### EXCERPTED TEXT
--------

That figure was up from 362, the group told reporters and activists in Moscow after a year that has seen an unprecedented crackdown on critical voices, including Navalny, who in February was sentenced to two-and-a-half years in prison on old embezzlement charges. 

His political organizations were banned, while a number of independent media were designated "foreign agents."

"Unfortunately, the numbers have been steadily growing every year," said Sergei Davidis, head of a political prisoners' support program at Memorial, referring to attacks on rights.

"This is a sad and disturbing reality."

Davidis said Memorial's tally uses OSCE and Council of Europe guidelines to identify political prisoners but that the real number was thought to be "two or even three times higher."

"That's completely comparable to the figures of the Soviet era."

Soviet-era dissidents estimate that there were more than 700 political prisoners in the Soviet Union in 1987.

Dozens of prominent opposition figures have fled Russia following Navalny's imprisonment as authorities increasingly employ harsh tools to silence dissent including labeling journalists and media "foreign agents."

--------

(Stored data)

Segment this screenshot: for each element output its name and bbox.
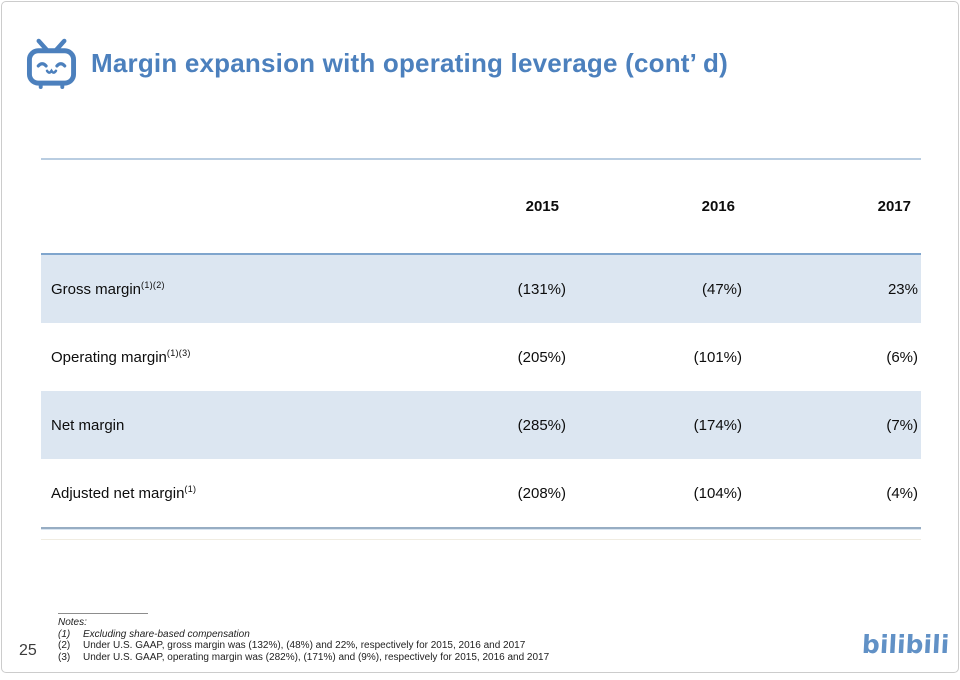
- bilibili-logo: bilibili: [861, 630, 950, 659]
- cell-value: (4%): [886, 484, 918, 502]
- row-label-text: Operating margin: [51, 349, 167, 366]
- page-title: Margin expansion with operating leverage…: [91, 48, 728, 78]
- cell-value: (104%): [693, 484, 742, 502]
- cell-value: (47%): [701, 280, 742, 298]
- footnote-ref: (1)(2): [141, 280, 165, 290]
- cell-value: 23%: [887, 280, 918, 298]
- table-row-adjusted-net-margin: Adjusted net margin(1) (208%) (104%) (4%…: [41, 459, 921, 527]
- cell-value: (6%): [886, 348, 918, 366]
- table-row-net-margin: Net margin (285%) (174%) (7%): [41, 391, 921, 459]
- table-header-row: 2015 2016 2017: [41, 160, 921, 255]
- note-number: (3): [58, 651, 71, 663]
- note-text: Under U.S. GAAP, gross margin was (132%)…: [83, 640, 526, 651]
- row-label-text: Net margin: [51, 417, 125, 434]
- title-bar: Margin expansion with operating leverage…: [24, 38, 728, 89]
- footnote-ref: (1)(3): [166, 348, 191, 358]
- note-text: Excluding share-based compensation: [83, 628, 250, 640]
- cell-value: (208%): [517, 484, 566, 502]
- notes-divider: [58, 613, 148, 614]
- note-number: (2): [58, 640, 71, 651]
- note-item: (1) Excluding share-based compensation: [58, 629, 549, 641]
- column-header-2017: 2017: [877, 198, 911, 215]
- note-item: (3) Under U.S. GAAP, operating margin wa…: [58, 652, 549, 664]
- table-row-gross-margin: Gross margin(1)(2) (131%) (47%) 23%: [41, 255, 921, 323]
- table-underline: [41, 539, 921, 540]
- row-label: Net margin: [41, 416, 393, 434]
- row-label-text: Gross margin: [51, 281, 142, 298]
- cell-value: (7%): [886, 416, 918, 434]
- footnote-ref: (1): [184, 484, 197, 494]
- note-number: (1): [58, 628, 71, 640]
- column-header-2016: 2016: [701, 198, 735, 215]
- row-label: Gross margin(1)(2): [41, 280, 393, 298]
- title-divider: [41, 158, 921, 160]
- column-header-2015: 2015: [525, 198, 559, 215]
- row-label-text: Adjusted net margin: [51, 485, 185, 502]
- notes: Notes: (1) Excluding share-based compens…: [58, 613, 549, 663]
- cell-value: (174%): [693, 416, 742, 434]
- note-text: Under U.S. GAAP, operating margin was (2…: [83, 651, 550, 663]
- page-number: 25: [19, 642, 37, 659]
- bilibili-tv-icon: [26, 38, 77, 89]
- cell-value: (131%): [517, 280, 566, 298]
- table-row-operating-margin: Operating margin(1)(3) (205%) (101%) (6%…: [41, 323, 921, 391]
- margins-table: 2015 2016 2017 Gross margin(1)(2) (131%)…: [41, 160, 921, 529]
- cell-value: (101%): [693, 348, 742, 366]
- row-label: Adjusted net margin(1): [41, 484, 393, 502]
- row-label: Operating margin(1)(3): [41, 348, 393, 366]
- cell-value: (205%): [517, 348, 566, 366]
- cell-value: (285%): [517, 416, 566, 434]
- notes-heading: Notes:: [58, 617, 87, 628]
- note-item: (2) Under U.S. GAAP, gross margin was (1…: [58, 640, 549, 652]
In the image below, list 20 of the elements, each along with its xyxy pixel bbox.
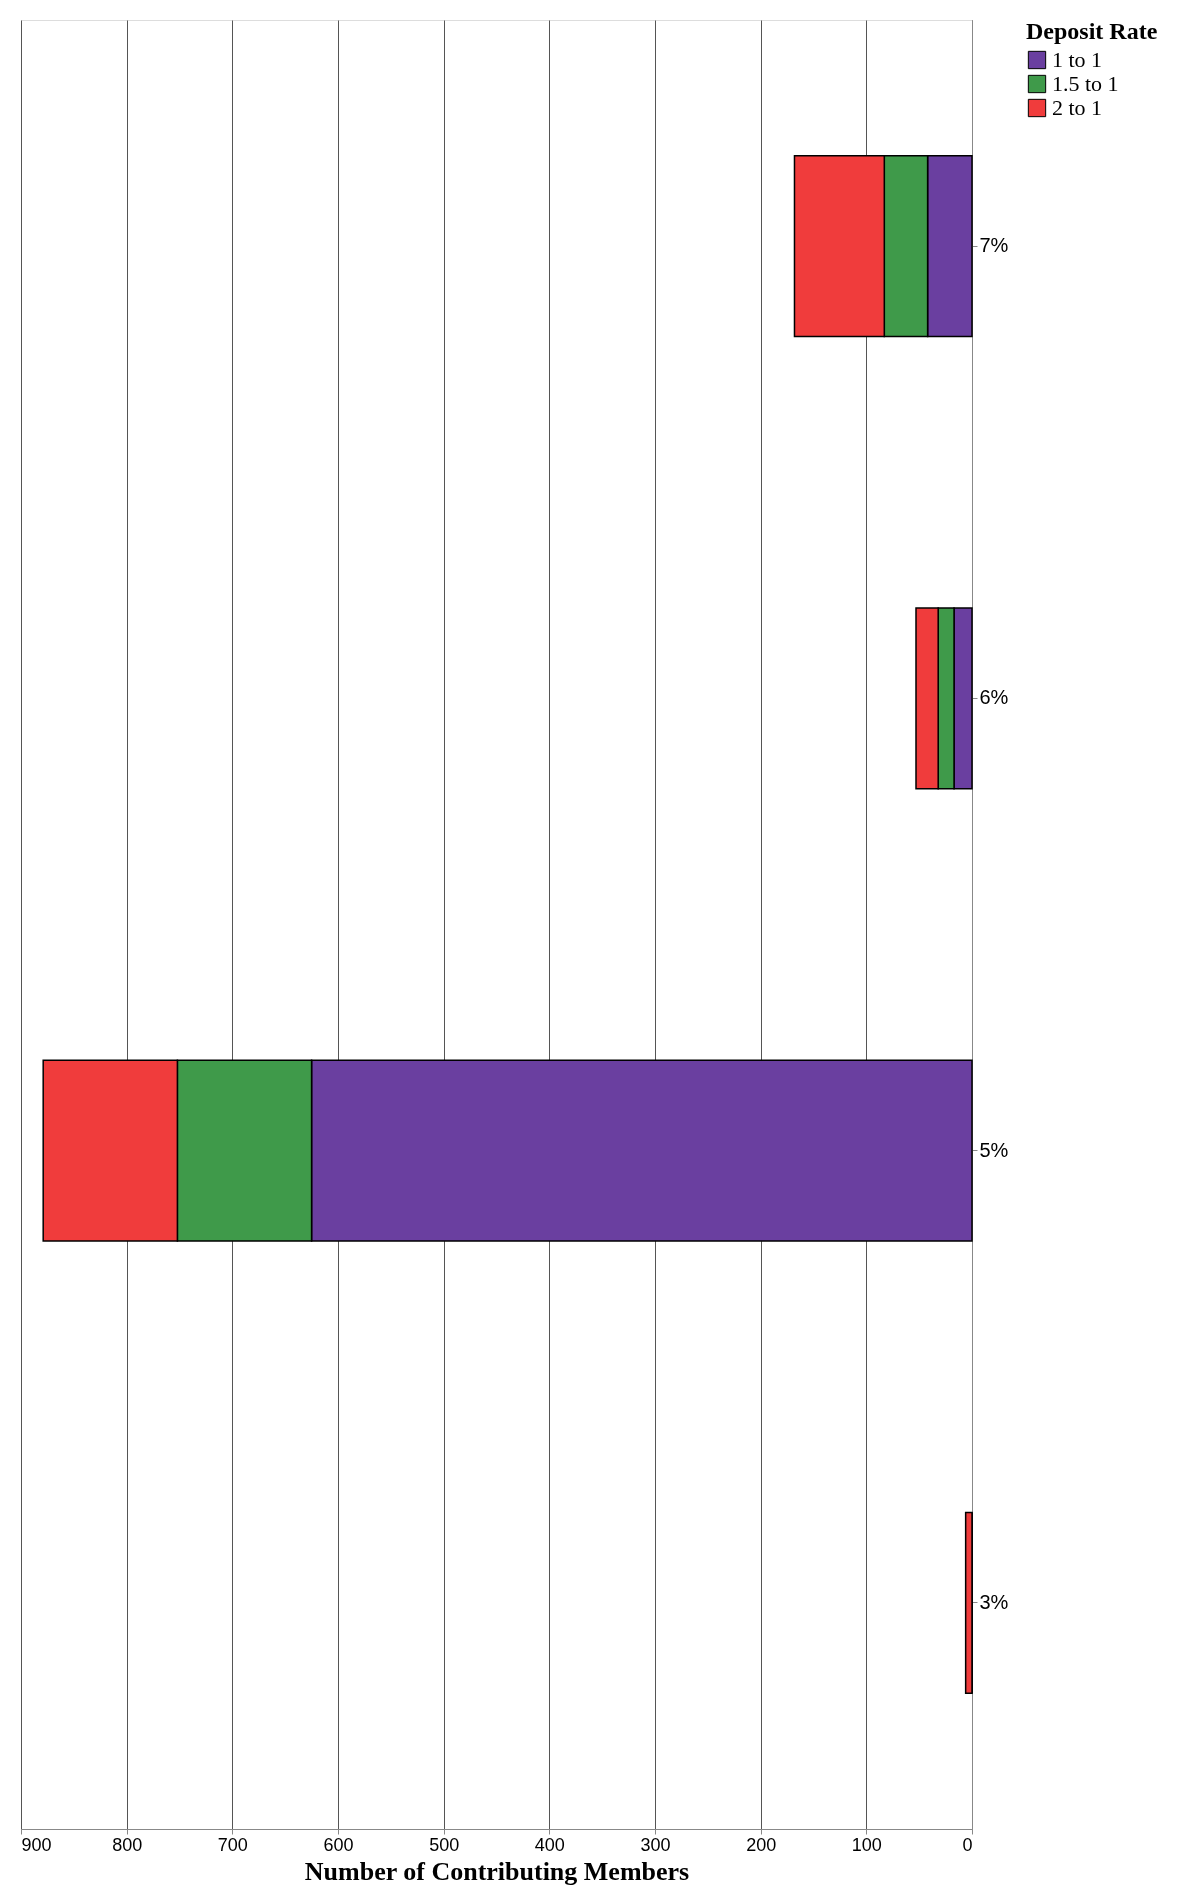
legend-title: Deposit Rate bbox=[1026, 18, 1158, 44]
x-tick-label: 700 bbox=[217, 1834, 248, 1855]
x-tick-label: 900 bbox=[21, 1834, 52, 1855]
y-tick-label: 7% bbox=[979, 234, 1009, 257]
x-tick-label: 200 bbox=[746, 1834, 777, 1855]
legend-label: 1 to 1 bbox=[1052, 47, 1103, 72]
x-tick-label: 400 bbox=[534, 1834, 565, 1855]
x-tick-label: 800 bbox=[112, 1834, 143, 1855]
y-tick-label: 5% bbox=[979, 1138, 1009, 1161]
x-tick-label: 300 bbox=[640, 1834, 671, 1855]
x-tick-label: 100 bbox=[851, 1834, 882, 1855]
legend-label: 2 to 1 bbox=[1052, 95, 1103, 120]
y-tick-label: 6% bbox=[979, 686, 1009, 709]
legend-label: 1.5 to 1 bbox=[1052, 71, 1119, 96]
x-tick-label: 0 bbox=[962, 1834, 973, 1855]
x-tick-label: 500 bbox=[429, 1834, 460, 1855]
x-tick-label: 600 bbox=[323, 1834, 354, 1855]
x-axis-title: Number of Contributing Members bbox=[304, 1856, 690, 1886]
y-tick-label: 3% bbox=[979, 1590, 1009, 1613]
bar bbox=[964, 1511, 973, 1695]
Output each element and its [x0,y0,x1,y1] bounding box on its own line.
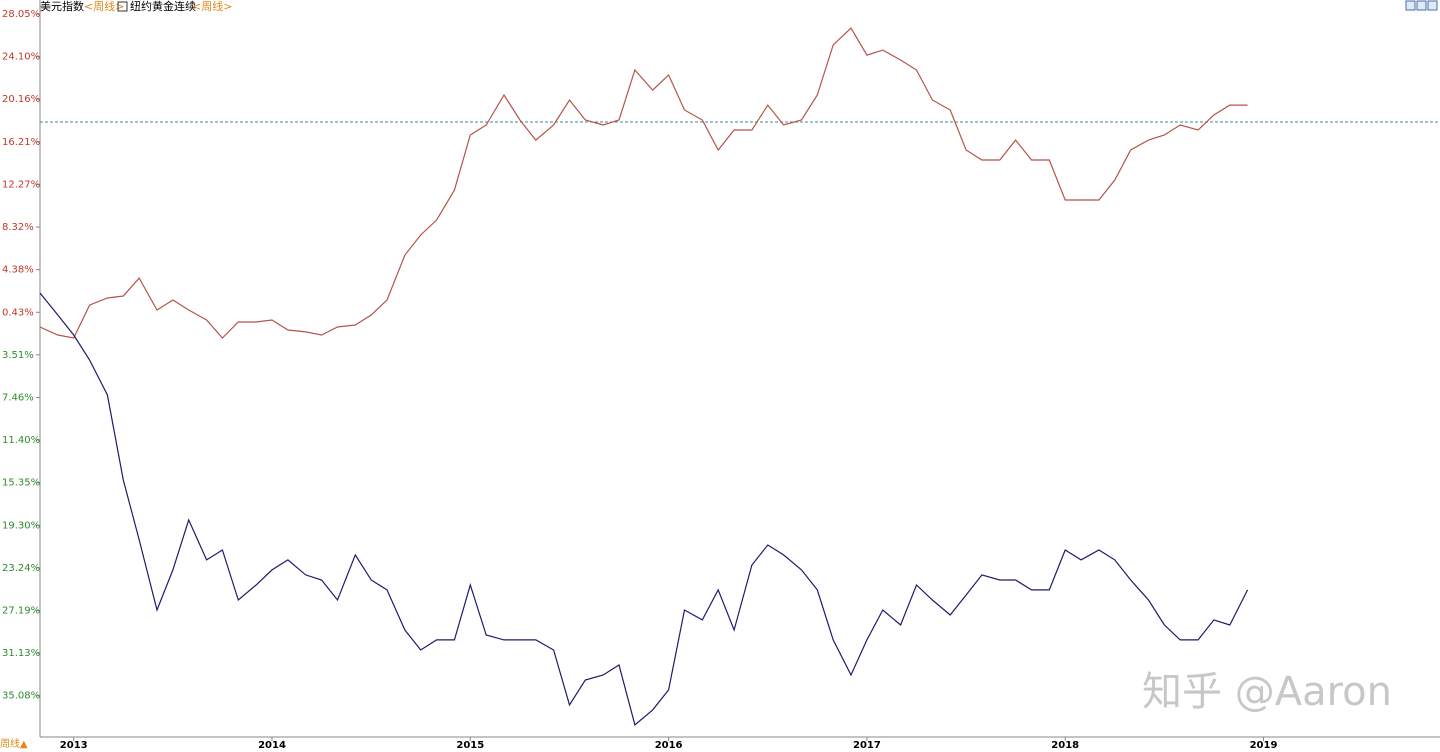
y-tick-label: 15.35% [2,478,40,489]
x-tick-label: 2019 [1250,740,1278,751]
y-tick-label: 7.46% [2,392,34,403]
y-tick-label: 16.21% [2,137,40,148]
legend: 美元指数 <周线> 纽约黄金连续 <周线> [40,0,232,13]
y-tick-label: 31.13% [2,648,40,659]
y-tick-label: 4.38% [2,265,34,276]
y-tick-label: 19.30% [2,520,40,531]
y-tick-label: 8.32% [2,222,34,233]
x-tick-label: 2014 [258,740,286,751]
x-tick-label: 2016 [655,740,683,751]
legend-suffix: <周线> [192,0,232,13]
toolbar[interactable] [1405,0,1438,11]
y-tick-label: 23.24% [2,563,40,574]
x-tick-label: 2013 [60,740,88,751]
period-button[interactable]: 周线▲ [0,737,28,750]
y-tick-label: 24.10% [2,52,40,63]
y-tick-label: 11.40% [2,435,40,446]
series-line [39,292,1249,726]
legend-label: 纽约黄金连续 [130,0,196,13]
y-tick-label: 20.16% [2,94,40,105]
watermark: 知乎 @Aaron [1142,669,1392,715]
y-tick-label: 0.43% [2,307,34,318]
y-tick-label: 35.08% [2,691,40,702]
tool-button[interactable] [1405,0,1416,11]
x-tick-label: 2015 [456,740,484,751]
y-tick-label: 28.05% [2,9,40,20]
y-tick-label: 3.51% [2,350,34,361]
tool-button[interactable] [1416,0,1427,11]
legend-suffix: <周线> [84,0,124,13]
y-tick-label: 27.19% [2,606,40,617]
y-tick-label: 12.27% [2,179,40,190]
x-tick-label: 2018 [1051,740,1079,751]
series-line [39,27,1248,339]
legend-icon [117,1,128,12]
x-tick-label: 2017 [853,740,881,751]
tool-button[interactable] [1427,0,1438,11]
legend-label: 美元指数 [40,0,84,13]
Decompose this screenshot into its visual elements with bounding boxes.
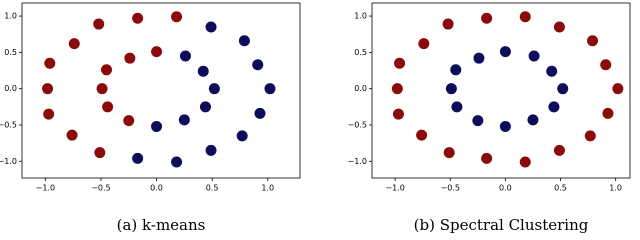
y-tick-label: 0.5 [4, 48, 17, 57]
scatter-point [254, 107, 266, 119]
scatter-point [238, 35, 250, 47]
scatter-point [442, 18, 454, 30]
scatter-point [499, 46, 511, 58]
scatter-point [553, 21, 565, 33]
scatter-point [481, 12, 493, 24]
axes-frame [371, 2, 631, 179]
scatter-point [42, 83, 54, 95]
scatter-point [252, 59, 264, 71]
scatter-point [179, 50, 191, 62]
scatter-point [96, 83, 108, 95]
scatter-point [443, 147, 455, 159]
scatter-point [600, 59, 612, 71]
scatter-point [132, 152, 144, 164]
caption: (b) Spectral Clustering [414, 216, 589, 234]
scatter-point [473, 52, 485, 64]
x-tick-label: 0.0 [150, 184, 163, 193]
y-tick-label: −0.5 [348, 120, 367, 129]
y-tick-label: −1.0 [348, 157, 367, 166]
scatter-point [527, 114, 539, 126]
scatter-point [208, 83, 220, 95]
scatter-point [151, 46, 163, 58]
axes-frame [21, 2, 301, 179]
scatter-point [94, 147, 106, 159]
scatter-point [101, 64, 113, 76]
scatter-point [557, 83, 569, 95]
scatter-point [472, 115, 484, 127]
y-tick-label: 0.0 [354, 84, 367, 93]
scatter-point [584, 130, 596, 142]
scatter-point [44, 57, 56, 69]
scatter-point [445, 83, 457, 95]
scatter-point [548, 101, 560, 113]
scatter-point [519, 156, 531, 168]
x-tick-label: 0.0 [499, 184, 512, 193]
scatter-point [450, 64, 462, 76]
scatter-point [68, 38, 80, 50]
scatter-point [391, 83, 403, 95]
scatter-point [102, 101, 114, 113]
scatter-point [66, 129, 78, 141]
x-tick-label: 1.0 [609, 184, 622, 193]
scatter-point [124, 52, 136, 64]
scatter-point [418, 38, 430, 50]
scatter-point [553, 144, 565, 156]
scatter-point [587, 35, 599, 47]
y-tick-label: 0.5 [354, 48, 367, 57]
y-tick-label: 1.0 [4, 12, 17, 21]
scatter-point [171, 11, 183, 23]
scatter-point [236, 130, 248, 142]
x-tick-label: −0.5 [441, 184, 460, 193]
scatter-point [264, 83, 276, 95]
scatter-point [392, 108, 404, 120]
scatter-point [43, 108, 55, 120]
scatter-point [528, 50, 540, 62]
scatter-point [602, 107, 614, 119]
scatter-point [171, 156, 183, 168]
x-tick-label: −1.0 [385, 184, 404, 193]
scatter-point [451, 101, 463, 113]
scatter-point [481, 152, 493, 164]
scatter-point [519, 11, 531, 23]
y-tick-label: −0.5 [0, 120, 17, 129]
scatter-point [394, 57, 406, 69]
scatter-point [416, 129, 428, 141]
y-tick-label: −1.0 [0, 157, 17, 166]
scatter-point [205, 144, 217, 156]
scatter-point [205, 21, 217, 33]
scatter-point [612, 83, 624, 95]
scatter-point [123, 115, 135, 127]
caption: (a) k-means [117, 216, 206, 234]
scatter-point [499, 120, 511, 132]
scatter-point [546, 65, 558, 77]
scatter-point [197, 65, 209, 77]
x-tick-label: 1.0 [261, 184, 274, 193]
x-tick-label: −0.5 [91, 184, 110, 193]
x-tick-label: 0.5 [206, 184, 219, 193]
scatter-point [178, 114, 190, 126]
scatter-point [199, 101, 211, 113]
scatter-point [93, 18, 105, 30]
scatter-point [151, 120, 163, 132]
x-tick-label: 0.5 [554, 184, 567, 193]
y-tick-label: 1.0 [354, 12, 367, 21]
scatter-point [132, 12, 144, 24]
x-tick-label: −1.0 [36, 184, 55, 193]
y-tick-label: 0.0 [4, 84, 17, 93]
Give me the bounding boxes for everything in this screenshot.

--------

### CHALLENGES
a. According to the text on political prisoners in Russia, how many political prisoners do Soviet-era dissidents estimate there were in the Soviet Union in 1987?
b. Rewrite the paragraph beginning "Davidis said Memorial's tally" from the text on political prisoners in Russia in a single shorter sentence, keeping its main facts.
c. Carry on the text about political prisoners in Russia, beginning after its final sentence.
None of the stored data is needed.

### ANSWERS TO EACH TASK
a. More than 700.

b. Memorial counts political prisoners by OSCE and Council of Europe guidelines, though Davidis said the true figure is thought to be two or even three times higher.

c.
"We are returning to methods that were being practiced in the Soviet era," said Alexander Podrabinek, a Soviet-era dissident and journalist, referring to the use of the judiciary to punish dissenters and widespread claims of abuse and torture in prisons.

Memorial listed activists and religious minorities among Russia's political prisoners, with 68 members of the Jehovah's Witnesses – outlawed as "extremist" in Russia in 2017 – added this year.

Members of the U.S. Christian denomination have recently been handed increasingly long prison terms, and this week three were jailed for eight years.

Lev Ponomaryov, one of Russia's most respected rights activists, said the Jehovah's Witnesses had become targets of "mass repression" in Russia.

"They are being accused of praying the wrong way," said Ponomaryov.